(Rows from a dataset)
━━━━
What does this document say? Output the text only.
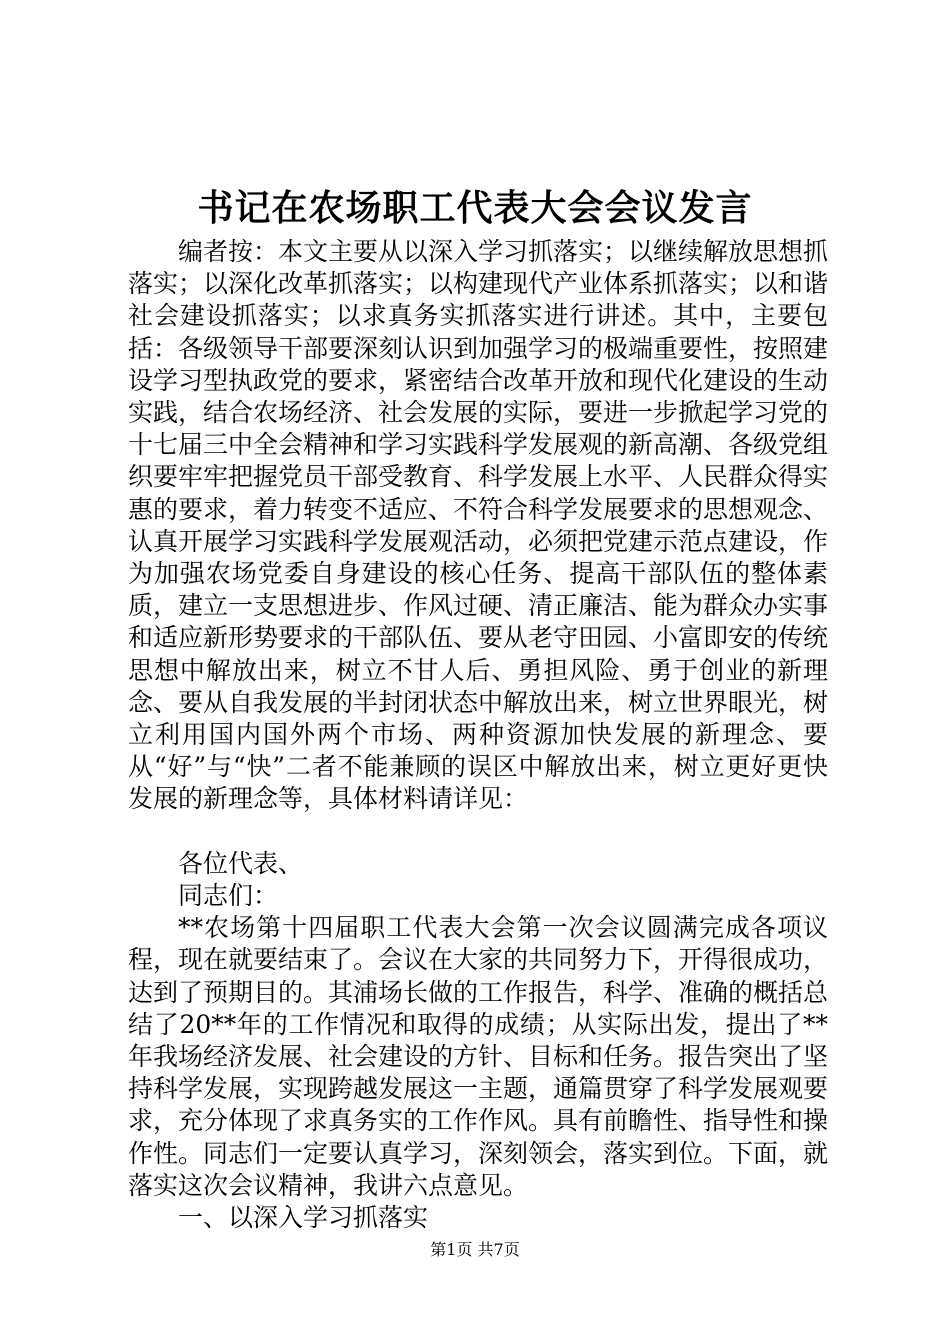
书记在农场职工代表大会会议发言

编者按：本文主要从以深入学习抓落实；以继续解放思想抓落实；以深化改革抓落实；以构建现代产业体系抓落实；以和谐社会建设抓落实；以求真务实抓落实进行讲述。其中，主要包括：各级领导干部要深刻认识到加强学习的极端重要性，按照建设学习型执政党的要求，紧密结合改革开放和现代化建设的生动实践，结合农场经济、社会发展的实际，要进一步掀起学习党的十七届三中全会精神和学习实践科学发展观的新高潮、各级党组织要牢牢把握党员干部受教育、科学发展上水平、人民群众得实惠的要求，着力转变不适应、不符合科学发展要求的思想观念、认真开展学习实践科学发展观活动，必须把党建示范点建设，作为加强农场党委自身建设的核心任务、提高干部队伍的整体素质，建立一支思想进步、作风过硬、清正廉洁、能为群众办实事和适应新形势要求的干部队伍、要从老守田园、小富即安的传统思想中解放出来，树立不甘人后、勇担风险、勇于创业的新理念、要从自我发展的半封闭状态中解放出来，树立世界眼光，树立利用国内国外两个市场、两种资源加快发展的新理念、要从“好”与“快”二者不能兼顾的误区中解放出来，树立更好更快发展的新理念等，具体材料请详见：

各位代表、

同志们：

**农场第十四届职工代表大会第一次会议圆满完成各项议程，现在就要结束了。会议在大家的共同努力下，开得很成功，达到了预期目的。其浦场长做的工作报告，科学、准确的概括总结了20**年的工作情况和取得的成绩；从实际出发，提出了**年我场经济发展、社会建设的方针、目标和任务。报告突出了坚持科学发展，实现跨越发展这一主题，通篇贯穿了科学发展观要求，充分体现了求真务实的工作作风。具有前瞻性、指导性和操作性。同志们一定要认真学习，深刻领会，落实到位。下面，就落实这次会议精神，我讲六点意见。

一、以深入学习抓落实

第1页 共7页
━━━━
EXERCISE DETAILS:
Copy all the data exactly as written, but skip any picture.

ANSWER TO THIS PROBLEM:
What does this document say? Output the text only.
书记在农场职工代表大会会议发言

编者按：本文主要从以深入学习抓落实；以继续解放思想抓落实；以深化改革抓落实；以构建现代产业体系抓落实；以和谐社会建设抓落实；以求真务实抓落实进行讲述。其中，主要包括：各级领导干部要深刻认识到加强学习的极端重要性，按照建设学习型执政党的要求，紧密结合改革开放和现代化建设的生动实践，结合农场经济、社会发展的实际，要进一步掀起学习党的十七届三中全会精神和学习实践科学发展观的新高潮、各级党组织要牢牢把握党员干部受教育、科学发展上水平、人民群众得实惠的要求，着力转变不适应、不符合科学发展要求的思想观念、认真开展学习实践科学发展观活动，必须把党建示范点建设，作为加强农场党委自身建设的核心任务、提高干部队伍的整体素质，建立一支思想进步、作风过硬、清正廉洁、能为群众办实事和适应新形势要求的干部队伍、要从老守田园、小富即安的传统思想中解放出来，树立不甘人后、勇担风险、勇于创业的新理念、要从自我发展的半封闭状态中解放出来，树立世界眼光，树立利用国内国外两个市场、两种资源加快发展的新理念、要从“好”与“快”二者不能兼顾的误区中解放出来，树立更好更快发展的新理念等，具体材料请详见：

各位代表、

同志们：

**农场第十四届职工代表大会第一次会议圆满完成各项议程，现在就要结束了。会议在大家的共同努力下，开得很成功，达到了预期目的。其浦场长做的工作报告，科学、准确的概括总结了20**年的工作情况和取得的成绩；从实际出发，提出了**年我场经济发展、社会建设的方针、目标和任务。报告突出了坚持科学发展，实现跨越发展这一主题，通篇贯穿了科学发展观要求，充分体现了求真务实的工作作风。具有前瞻性、指导性和操作性。同志们一定要认真学习，深刻领会，落实到位。下面，就落实这次会议精神，我讲六点意见。

一、以深入学习抓落实

第1页 共7页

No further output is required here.